■ **The problem**
Keep every line where the word "Diversity" appears; drop the rest.

— START —

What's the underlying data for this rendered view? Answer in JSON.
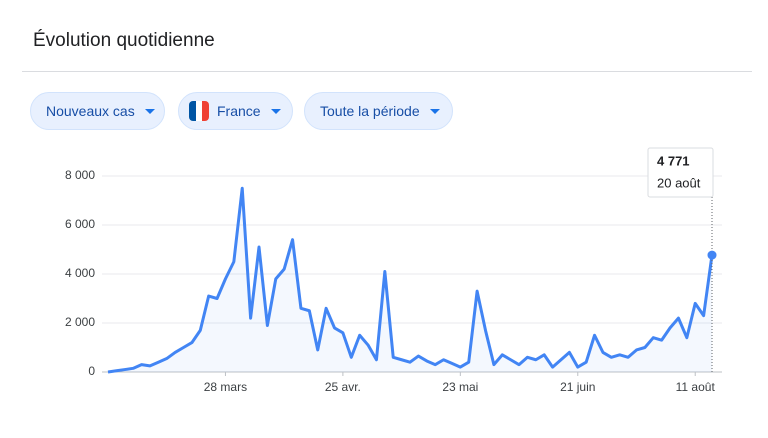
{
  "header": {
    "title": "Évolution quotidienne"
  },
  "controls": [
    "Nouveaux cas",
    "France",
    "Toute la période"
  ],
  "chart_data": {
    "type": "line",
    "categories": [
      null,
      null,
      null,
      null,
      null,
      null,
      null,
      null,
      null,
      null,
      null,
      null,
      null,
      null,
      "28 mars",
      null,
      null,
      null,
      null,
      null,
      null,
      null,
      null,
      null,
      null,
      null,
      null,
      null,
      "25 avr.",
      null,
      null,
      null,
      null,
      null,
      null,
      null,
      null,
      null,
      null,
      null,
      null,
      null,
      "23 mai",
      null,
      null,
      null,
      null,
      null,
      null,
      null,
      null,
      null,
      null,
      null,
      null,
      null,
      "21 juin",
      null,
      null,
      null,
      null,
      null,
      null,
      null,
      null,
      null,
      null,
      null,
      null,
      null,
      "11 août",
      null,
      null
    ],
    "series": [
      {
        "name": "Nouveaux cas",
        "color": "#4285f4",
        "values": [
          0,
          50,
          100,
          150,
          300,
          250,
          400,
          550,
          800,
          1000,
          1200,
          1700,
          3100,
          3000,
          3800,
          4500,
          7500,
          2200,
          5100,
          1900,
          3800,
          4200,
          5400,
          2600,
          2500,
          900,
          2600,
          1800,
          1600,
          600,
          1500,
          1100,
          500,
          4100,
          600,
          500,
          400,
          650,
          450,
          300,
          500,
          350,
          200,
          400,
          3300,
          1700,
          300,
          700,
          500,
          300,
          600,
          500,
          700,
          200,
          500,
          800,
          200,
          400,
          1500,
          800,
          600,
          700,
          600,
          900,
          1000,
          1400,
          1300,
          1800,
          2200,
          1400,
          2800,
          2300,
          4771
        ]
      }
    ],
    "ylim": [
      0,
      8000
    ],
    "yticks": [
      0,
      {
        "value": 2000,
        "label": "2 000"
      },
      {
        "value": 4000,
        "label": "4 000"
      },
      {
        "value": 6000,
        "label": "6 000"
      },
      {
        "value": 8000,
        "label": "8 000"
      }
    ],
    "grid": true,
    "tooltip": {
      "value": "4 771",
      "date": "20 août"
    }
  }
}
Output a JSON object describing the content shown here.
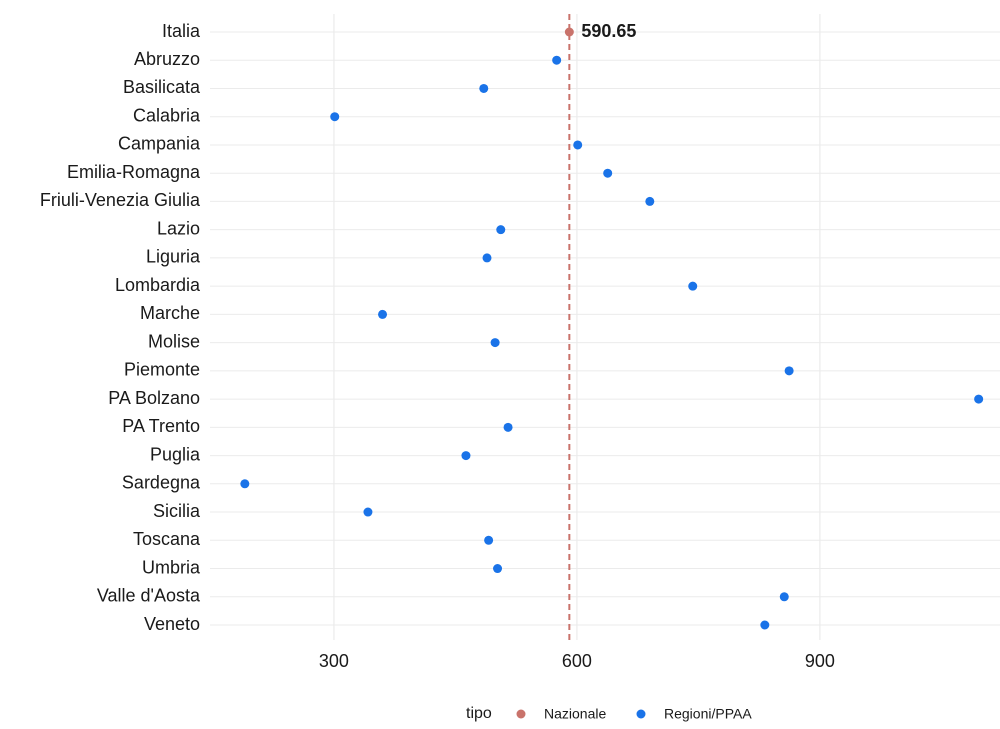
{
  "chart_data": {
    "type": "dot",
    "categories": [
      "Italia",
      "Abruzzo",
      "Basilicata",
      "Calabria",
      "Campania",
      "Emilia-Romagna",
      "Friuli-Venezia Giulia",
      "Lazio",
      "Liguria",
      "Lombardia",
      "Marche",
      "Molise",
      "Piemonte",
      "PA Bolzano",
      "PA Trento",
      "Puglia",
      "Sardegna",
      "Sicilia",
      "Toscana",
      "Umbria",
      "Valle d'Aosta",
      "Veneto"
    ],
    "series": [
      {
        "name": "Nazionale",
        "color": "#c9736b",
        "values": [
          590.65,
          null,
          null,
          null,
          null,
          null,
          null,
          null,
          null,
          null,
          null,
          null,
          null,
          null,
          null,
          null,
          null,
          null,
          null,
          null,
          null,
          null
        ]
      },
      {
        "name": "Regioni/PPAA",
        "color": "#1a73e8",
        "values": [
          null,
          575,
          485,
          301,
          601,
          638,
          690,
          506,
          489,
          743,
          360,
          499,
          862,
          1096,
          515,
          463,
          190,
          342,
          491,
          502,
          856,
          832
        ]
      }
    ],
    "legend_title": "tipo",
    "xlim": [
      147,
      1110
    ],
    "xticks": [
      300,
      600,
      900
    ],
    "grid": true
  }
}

— END —
— START —

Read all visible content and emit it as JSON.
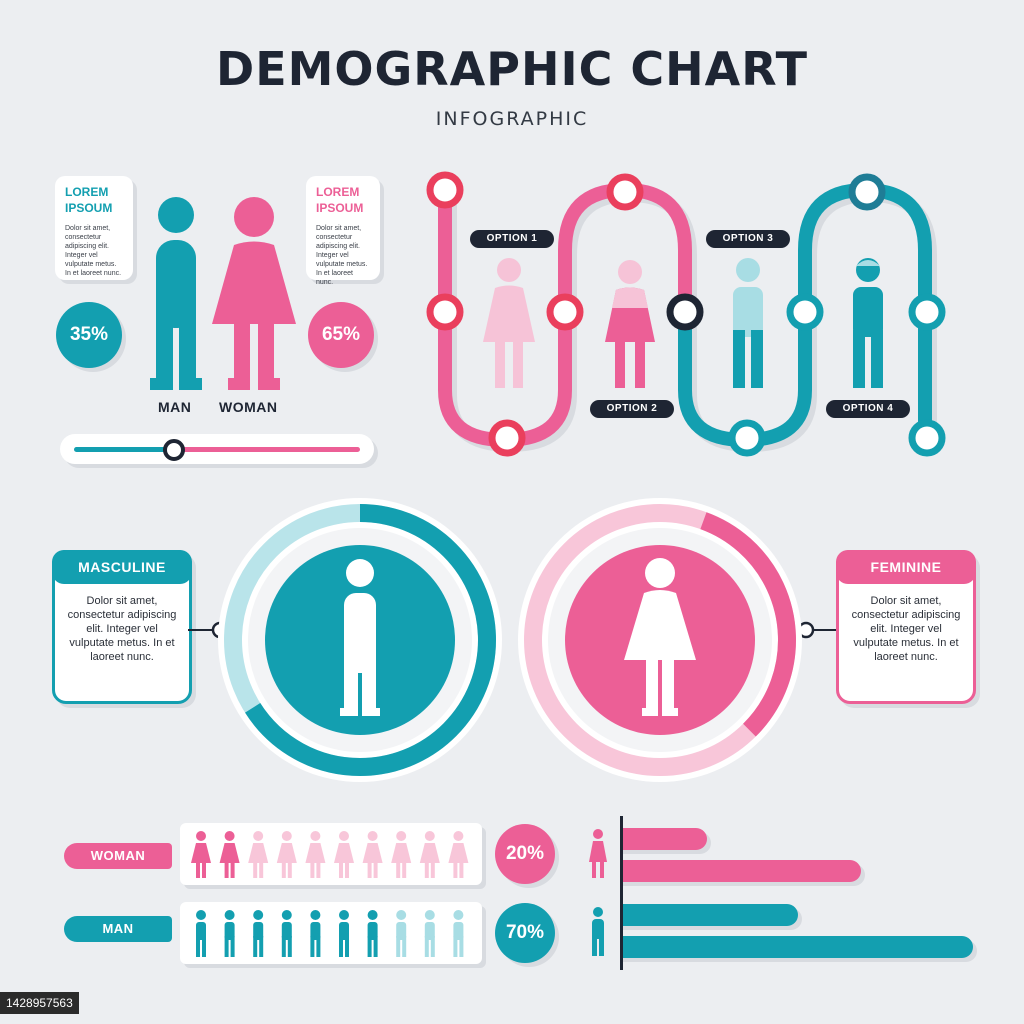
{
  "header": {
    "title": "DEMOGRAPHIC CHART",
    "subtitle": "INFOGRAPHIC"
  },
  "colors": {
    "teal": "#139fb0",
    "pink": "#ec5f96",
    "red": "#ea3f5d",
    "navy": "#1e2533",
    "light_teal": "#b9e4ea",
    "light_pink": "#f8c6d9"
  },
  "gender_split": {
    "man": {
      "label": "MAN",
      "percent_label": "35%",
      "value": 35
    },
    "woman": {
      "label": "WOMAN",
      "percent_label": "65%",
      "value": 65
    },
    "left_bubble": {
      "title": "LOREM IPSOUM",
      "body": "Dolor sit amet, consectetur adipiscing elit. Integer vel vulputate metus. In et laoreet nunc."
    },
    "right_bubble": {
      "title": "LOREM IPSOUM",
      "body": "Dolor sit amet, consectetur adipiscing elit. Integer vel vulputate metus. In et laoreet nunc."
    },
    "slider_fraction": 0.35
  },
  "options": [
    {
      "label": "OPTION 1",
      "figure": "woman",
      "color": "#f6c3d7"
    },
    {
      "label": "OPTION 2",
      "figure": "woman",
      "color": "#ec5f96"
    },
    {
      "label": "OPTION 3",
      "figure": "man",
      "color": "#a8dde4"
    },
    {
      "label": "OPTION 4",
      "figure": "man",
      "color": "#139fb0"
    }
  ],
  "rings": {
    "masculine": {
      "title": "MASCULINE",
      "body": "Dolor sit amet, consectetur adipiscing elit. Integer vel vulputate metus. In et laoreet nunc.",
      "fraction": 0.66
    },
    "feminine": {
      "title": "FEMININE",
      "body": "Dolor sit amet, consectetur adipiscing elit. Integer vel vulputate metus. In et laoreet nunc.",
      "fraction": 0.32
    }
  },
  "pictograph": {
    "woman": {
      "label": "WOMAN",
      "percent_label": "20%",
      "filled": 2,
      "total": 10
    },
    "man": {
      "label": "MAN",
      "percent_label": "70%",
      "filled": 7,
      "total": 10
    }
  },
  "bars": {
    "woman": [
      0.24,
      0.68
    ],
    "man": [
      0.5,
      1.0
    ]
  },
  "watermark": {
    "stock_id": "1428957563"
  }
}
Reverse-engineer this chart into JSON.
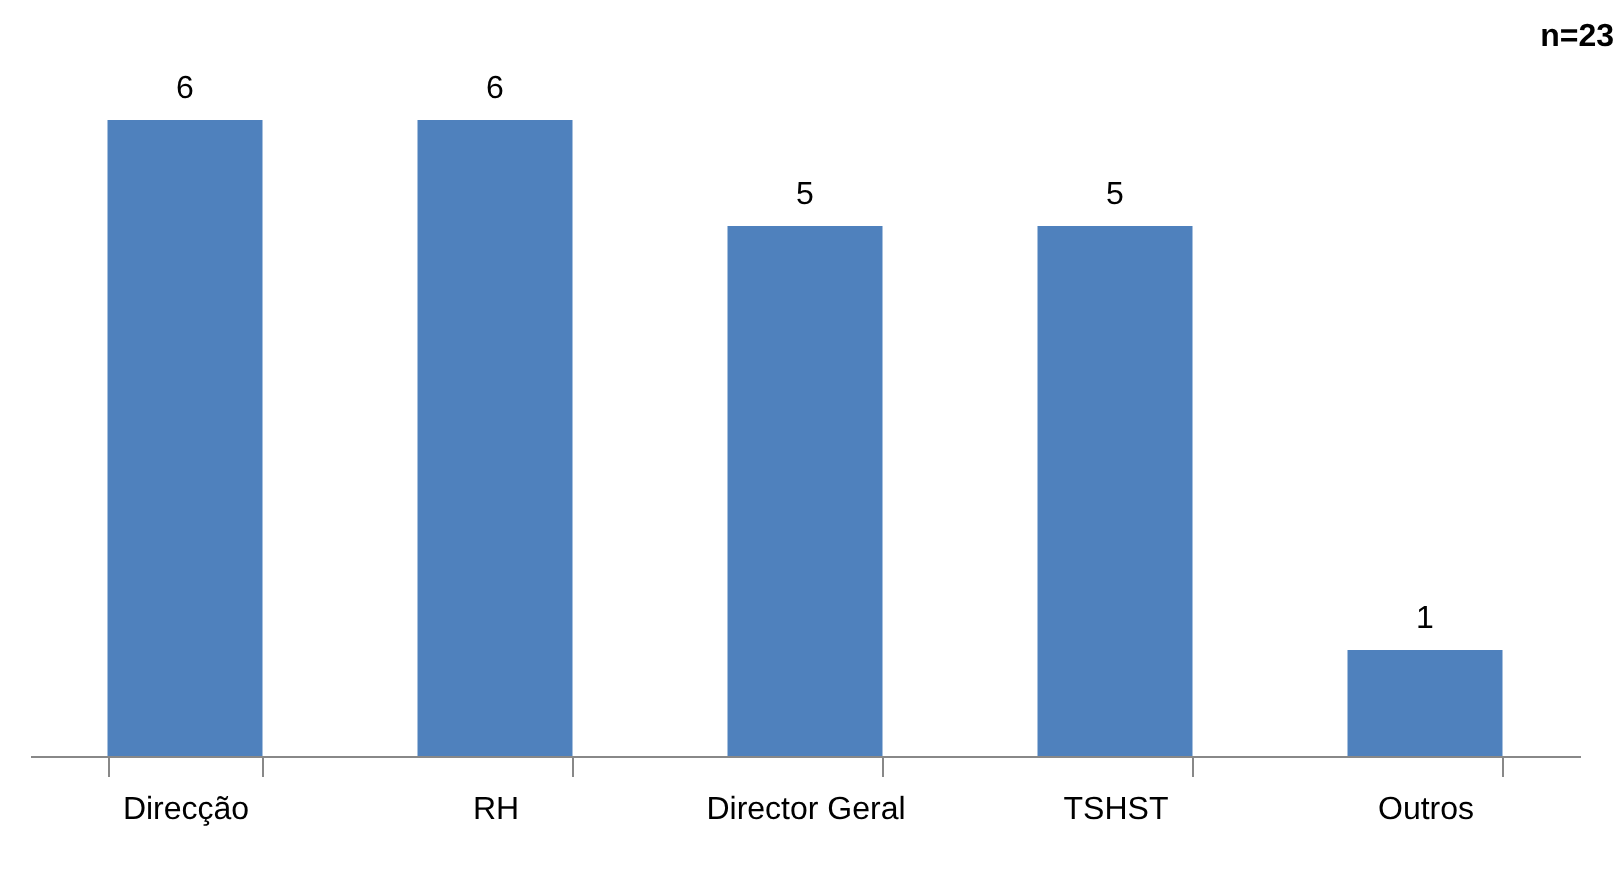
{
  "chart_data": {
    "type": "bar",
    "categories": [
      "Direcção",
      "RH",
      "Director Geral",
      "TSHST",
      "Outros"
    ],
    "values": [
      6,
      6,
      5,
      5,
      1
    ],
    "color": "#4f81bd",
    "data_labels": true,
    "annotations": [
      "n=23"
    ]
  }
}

— END —
— START —

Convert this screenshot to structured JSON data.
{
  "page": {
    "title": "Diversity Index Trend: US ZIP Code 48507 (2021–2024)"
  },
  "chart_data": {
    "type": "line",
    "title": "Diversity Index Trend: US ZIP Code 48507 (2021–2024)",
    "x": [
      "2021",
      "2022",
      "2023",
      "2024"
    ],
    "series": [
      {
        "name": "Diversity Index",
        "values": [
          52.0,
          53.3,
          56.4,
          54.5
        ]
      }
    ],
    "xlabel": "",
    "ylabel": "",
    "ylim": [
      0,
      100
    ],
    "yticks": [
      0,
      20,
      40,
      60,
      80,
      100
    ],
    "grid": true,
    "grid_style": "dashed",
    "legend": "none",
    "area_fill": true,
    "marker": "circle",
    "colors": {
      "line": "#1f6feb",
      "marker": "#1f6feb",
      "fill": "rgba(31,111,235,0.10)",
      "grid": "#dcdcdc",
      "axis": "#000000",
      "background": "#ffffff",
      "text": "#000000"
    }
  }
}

— END —

■ **Answer to this problem**
    "title": "Diversity Index Trend: US ZIP Code 48507 (2021–2024)"
    "title": "Diversity Index Trend: US ZIP Code 48507 (2021–2024)",
        "name": "Diversity Index",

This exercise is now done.